Records contained in a dataset
= = = = = = =

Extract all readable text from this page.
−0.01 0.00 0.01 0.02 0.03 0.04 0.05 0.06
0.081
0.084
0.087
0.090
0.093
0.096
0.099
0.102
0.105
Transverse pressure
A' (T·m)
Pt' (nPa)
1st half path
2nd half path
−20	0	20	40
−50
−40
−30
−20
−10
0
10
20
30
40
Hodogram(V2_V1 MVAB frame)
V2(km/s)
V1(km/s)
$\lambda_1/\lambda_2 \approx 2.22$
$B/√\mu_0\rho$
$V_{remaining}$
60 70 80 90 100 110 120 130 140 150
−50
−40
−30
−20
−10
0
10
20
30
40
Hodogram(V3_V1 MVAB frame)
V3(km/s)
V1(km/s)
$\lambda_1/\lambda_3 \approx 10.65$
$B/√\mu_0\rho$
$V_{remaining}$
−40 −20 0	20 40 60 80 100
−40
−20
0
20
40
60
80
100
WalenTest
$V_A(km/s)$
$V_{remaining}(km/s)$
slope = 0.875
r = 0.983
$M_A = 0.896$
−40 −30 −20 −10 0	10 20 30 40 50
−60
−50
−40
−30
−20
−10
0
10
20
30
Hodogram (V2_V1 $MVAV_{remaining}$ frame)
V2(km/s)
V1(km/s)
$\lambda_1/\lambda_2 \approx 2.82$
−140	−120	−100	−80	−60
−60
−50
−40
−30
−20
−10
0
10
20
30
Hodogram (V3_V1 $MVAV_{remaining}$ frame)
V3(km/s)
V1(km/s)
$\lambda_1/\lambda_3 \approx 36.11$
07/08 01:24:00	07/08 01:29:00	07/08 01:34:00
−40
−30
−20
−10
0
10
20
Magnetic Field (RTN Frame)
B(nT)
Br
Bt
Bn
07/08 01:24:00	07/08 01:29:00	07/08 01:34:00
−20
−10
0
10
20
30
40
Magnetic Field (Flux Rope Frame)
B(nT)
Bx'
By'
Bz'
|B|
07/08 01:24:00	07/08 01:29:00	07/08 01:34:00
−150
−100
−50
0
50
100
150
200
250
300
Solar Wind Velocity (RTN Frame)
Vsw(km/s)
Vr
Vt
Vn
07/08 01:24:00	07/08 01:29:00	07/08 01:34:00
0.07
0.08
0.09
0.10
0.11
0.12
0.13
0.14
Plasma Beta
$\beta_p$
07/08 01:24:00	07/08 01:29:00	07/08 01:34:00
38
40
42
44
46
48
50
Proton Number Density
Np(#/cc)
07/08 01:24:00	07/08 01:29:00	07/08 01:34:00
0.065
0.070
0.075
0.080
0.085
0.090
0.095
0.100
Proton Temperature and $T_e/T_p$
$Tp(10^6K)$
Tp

= = = = = = =

Examine the entries and report how many of their lines contain the string "Field", giving no more than the number.

2